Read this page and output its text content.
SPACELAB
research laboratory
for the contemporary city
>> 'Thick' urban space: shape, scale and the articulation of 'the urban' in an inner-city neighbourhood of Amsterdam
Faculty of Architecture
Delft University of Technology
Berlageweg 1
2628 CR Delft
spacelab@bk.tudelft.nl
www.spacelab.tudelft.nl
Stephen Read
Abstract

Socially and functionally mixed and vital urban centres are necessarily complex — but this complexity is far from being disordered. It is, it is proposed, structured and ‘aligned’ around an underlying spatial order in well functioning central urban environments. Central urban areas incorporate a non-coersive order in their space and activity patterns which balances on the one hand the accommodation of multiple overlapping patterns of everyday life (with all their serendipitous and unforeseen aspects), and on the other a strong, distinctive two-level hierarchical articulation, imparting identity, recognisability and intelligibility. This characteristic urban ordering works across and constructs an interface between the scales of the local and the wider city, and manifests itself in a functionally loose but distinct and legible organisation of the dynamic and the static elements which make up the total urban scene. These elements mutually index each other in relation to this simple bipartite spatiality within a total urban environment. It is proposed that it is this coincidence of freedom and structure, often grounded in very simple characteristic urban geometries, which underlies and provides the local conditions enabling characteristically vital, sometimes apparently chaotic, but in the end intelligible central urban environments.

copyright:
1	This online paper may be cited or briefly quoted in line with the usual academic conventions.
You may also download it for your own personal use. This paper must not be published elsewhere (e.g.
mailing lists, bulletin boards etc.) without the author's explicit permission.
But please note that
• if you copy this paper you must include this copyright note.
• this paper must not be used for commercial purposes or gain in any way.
◇ ◇ ◇ ◇ ◇ ◇ ◇
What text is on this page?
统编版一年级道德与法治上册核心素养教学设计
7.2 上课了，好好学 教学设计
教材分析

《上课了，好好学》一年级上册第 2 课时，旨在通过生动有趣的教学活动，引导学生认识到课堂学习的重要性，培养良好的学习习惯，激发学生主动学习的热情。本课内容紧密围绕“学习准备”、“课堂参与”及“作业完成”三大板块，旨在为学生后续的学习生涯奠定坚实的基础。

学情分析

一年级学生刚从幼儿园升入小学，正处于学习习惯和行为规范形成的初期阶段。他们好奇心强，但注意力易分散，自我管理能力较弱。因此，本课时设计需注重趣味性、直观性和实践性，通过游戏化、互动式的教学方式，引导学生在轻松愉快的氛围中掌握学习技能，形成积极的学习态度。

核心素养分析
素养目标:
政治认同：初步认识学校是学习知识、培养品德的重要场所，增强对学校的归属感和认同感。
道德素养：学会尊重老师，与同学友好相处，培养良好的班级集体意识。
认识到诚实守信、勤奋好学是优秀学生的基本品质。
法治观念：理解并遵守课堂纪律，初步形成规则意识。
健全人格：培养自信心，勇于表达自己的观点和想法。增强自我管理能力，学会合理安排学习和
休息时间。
◇ ◇ ◇ ◇ ◇ ◇ ◇
Set exercise: Using the material above, gather every line that includes "text".

Full answer:
Read this page and output its text content.
What text is on this page?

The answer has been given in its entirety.